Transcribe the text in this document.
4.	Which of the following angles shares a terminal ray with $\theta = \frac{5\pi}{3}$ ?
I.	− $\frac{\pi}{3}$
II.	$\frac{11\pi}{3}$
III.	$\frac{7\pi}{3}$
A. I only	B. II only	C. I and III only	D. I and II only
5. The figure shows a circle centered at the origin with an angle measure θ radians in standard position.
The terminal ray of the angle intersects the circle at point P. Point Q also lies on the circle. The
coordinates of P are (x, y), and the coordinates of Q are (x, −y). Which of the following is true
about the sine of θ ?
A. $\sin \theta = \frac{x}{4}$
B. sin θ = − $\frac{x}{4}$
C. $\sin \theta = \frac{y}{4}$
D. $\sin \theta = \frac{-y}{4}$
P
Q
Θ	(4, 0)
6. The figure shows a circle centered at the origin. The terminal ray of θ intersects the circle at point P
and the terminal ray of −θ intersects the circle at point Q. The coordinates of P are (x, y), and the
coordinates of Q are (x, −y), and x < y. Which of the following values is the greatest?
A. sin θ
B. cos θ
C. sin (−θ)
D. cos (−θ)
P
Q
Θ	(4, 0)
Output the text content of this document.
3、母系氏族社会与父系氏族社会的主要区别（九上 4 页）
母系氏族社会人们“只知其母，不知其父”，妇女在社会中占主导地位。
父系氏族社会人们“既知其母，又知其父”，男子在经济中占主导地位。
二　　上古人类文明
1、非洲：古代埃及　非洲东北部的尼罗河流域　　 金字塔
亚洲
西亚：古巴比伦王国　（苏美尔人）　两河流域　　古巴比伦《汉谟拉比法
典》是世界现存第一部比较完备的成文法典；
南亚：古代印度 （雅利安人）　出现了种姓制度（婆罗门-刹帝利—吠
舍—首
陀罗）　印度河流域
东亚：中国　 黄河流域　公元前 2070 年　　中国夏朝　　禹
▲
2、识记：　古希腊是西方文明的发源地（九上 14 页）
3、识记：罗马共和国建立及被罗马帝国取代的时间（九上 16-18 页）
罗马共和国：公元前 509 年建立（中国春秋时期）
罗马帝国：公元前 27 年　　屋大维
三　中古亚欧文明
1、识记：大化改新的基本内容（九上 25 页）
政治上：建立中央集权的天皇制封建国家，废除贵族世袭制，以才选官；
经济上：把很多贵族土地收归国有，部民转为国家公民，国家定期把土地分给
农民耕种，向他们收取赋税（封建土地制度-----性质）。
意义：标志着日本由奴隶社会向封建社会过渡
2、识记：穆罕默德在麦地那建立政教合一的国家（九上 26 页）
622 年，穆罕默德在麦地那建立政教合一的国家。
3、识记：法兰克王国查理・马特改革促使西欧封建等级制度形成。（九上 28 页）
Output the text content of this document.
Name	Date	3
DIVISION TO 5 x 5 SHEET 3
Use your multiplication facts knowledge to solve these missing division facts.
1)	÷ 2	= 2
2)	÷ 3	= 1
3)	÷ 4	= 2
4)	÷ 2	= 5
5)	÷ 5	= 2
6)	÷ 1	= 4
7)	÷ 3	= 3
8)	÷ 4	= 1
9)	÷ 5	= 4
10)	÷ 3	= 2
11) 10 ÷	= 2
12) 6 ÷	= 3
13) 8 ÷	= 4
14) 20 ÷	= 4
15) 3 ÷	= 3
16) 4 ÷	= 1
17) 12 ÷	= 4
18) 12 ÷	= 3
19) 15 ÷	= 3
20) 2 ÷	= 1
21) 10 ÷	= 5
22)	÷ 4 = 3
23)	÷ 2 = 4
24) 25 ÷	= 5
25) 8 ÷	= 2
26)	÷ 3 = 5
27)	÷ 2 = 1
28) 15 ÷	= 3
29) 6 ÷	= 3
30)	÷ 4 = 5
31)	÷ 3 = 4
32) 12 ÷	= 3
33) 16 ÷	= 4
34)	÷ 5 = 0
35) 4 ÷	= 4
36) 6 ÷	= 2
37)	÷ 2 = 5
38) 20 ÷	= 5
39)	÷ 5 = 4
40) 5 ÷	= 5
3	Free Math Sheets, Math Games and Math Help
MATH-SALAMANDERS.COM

Exercise directions. Give the material above again, word for word.

Response.
Transcribe the text in this document.
4.	Which of the following angles shares a terminal ray with $\theta = \frac{5\pi}{3}$ ?
I.	− $\frac{\pi}{3}$
II.	$\frac{11\pi}{3}$
III.	$\frac{7\pi}{3}$
A. I only	B. II only	C. I and III only	D. I and II only
5. The figure shows a circle centered at the origin with an angle measure θ radians in standard position.
The terminal ray of the angle intersects the circle at point P. Point Q also lies on the circle. The
coordinates of P are (x, y), and the coordinates of Q are (x, −y). Which of the following is true
about the sine of θ ?
A. $\sin \theta = \frac{x}{4}$
B. sin θ = − $\frac{x}{4}$
C. $\sin \theta = \frac{y}{4}$
D. $\sin \theta = \frac{-y}{4}$
P
Q
Θ	(4, 0)
6. The figure shows a circle centered at the origin. The terminal ray of θ intersects the circle at point P
and the terminal ray of −θ intersects the circle at point Q. The coordinates of P are (x, y), and the
coordinates of Q are (x, −y), and x < y. Which of the following values is the greatest?
A. sin θ
B. cos θ
C. sin (−θ)
D. cos (−θ)
P
Q
Θ	(4, 0)
Output the text content of this document.
3、母系氏族社会与父系氏族社会的主要区别（九上 4 页）
母系氏族社会人们“只知其母，不知其父”，妇女在社会中占主导地位。
父系氏族社会人们“既知其母，又知其父”，男子在经济中占主导地位。
二　　上古人类文明
1、非洲：古代埃及　非洲东北部的尼罗河流域　　 金字塔
亚洲
西亚：古巴比伦王国　（苏美尔人）　两河流域　　古巴比伦《汉谟拉比法
典》是世界现存第一部比较完备的成文法典；
南亚：古代印度 （雅利安人）　出现了种姓制度（婆罗门-刹帝利—吠
舍—首
陀罗）　印度河流域
东亚：中国　 黄河流域　公元前 2070 年　　中国夏朝　　禹
▲
2、识记：　古希腊是西方文明的发源地（九上 14 页）
3、识记：罗马共和国建立及被罗马帝国取代的时间（九上 16-18 页）
罗马共和国：公元前 509 年建立（中国春秋时期）
罗马帝国：公元前 27 年　　屋大维
三　中古亚欧文明
1、识记：大化改新的基本内容（九上 25 页）
政治上：建立中央集权的天皇制封建国家，废除贵族世袭制，以才选官；
经济上：把很多贵族土地收归国有，部民转为国家公民，国家定期把土地分给
农民耕种，向他们收取赋税（封建土地制度-----性质）。
意义：标志着日本由奴隶社会向封建社会过渡
2、识记：穆罕默德在麦地那建立政教合一的国家（九上 26 页）
622 年，穆罕默德在麦地那建立政教合一的国家。
3、识记：法兰克王国查理・马特改革促使西欧封建等级制度形成。（九上 28 页）
Output the text content of this document.
Name	Date	3
DIVISION TO 5 x 5 SHEET 3
Use your multiplication facts knowledge to solve these missing division facts.
1)	÷ 2	= 2
2)	÷ 3	= 1
3)	÷ 4	= 2
4)	÷ 2	= 5
5)	÷ 5	= 2
6)	÷ 1	= 4
7)	÷ 3	= 3
8)	÷ 4	= 1
9)	÷ 5	= 4
10)	÷ 3	= 2
11) 10 ÷	= 2
12) 6 ÷	= 3
13) 8 ÷	= 4
14) 20 ÷	= 4
15) 3 ÷	= 3
16) 4 ÷	= 1
17) 12 ÷	= 4
18) 12 ÷	= 3
19) 15 ÷	= 3
20) 2 ÷	= 1
21) 10 ÷	= 5
22)	÷ 4 = 3
23)	÷ 2 = 4
24) 25 ÷	= 5
25) 8 ÷	= 2
26)	÷ 3 = 5
27)	÷ 2 = 1
28) 15 ÷	= 3
29) 6 ÷	= 3
30)	÷ 4 = 5
31)	÷ 3 = 4
32) 12 ÷	= 3
33) 16 ÷	= 4
34)	÷ 5 = 0
35) 4 ÷	= 4
36) 6 ÷	= 2
37)	÷ 2 = 5
38) 20 ÷	= 5
39)	÷ 5 = 4
40) 5 ÷	= 5
3	Free Math Sheets, Math Games and Math Help
MATH-SALAMANDERS.COM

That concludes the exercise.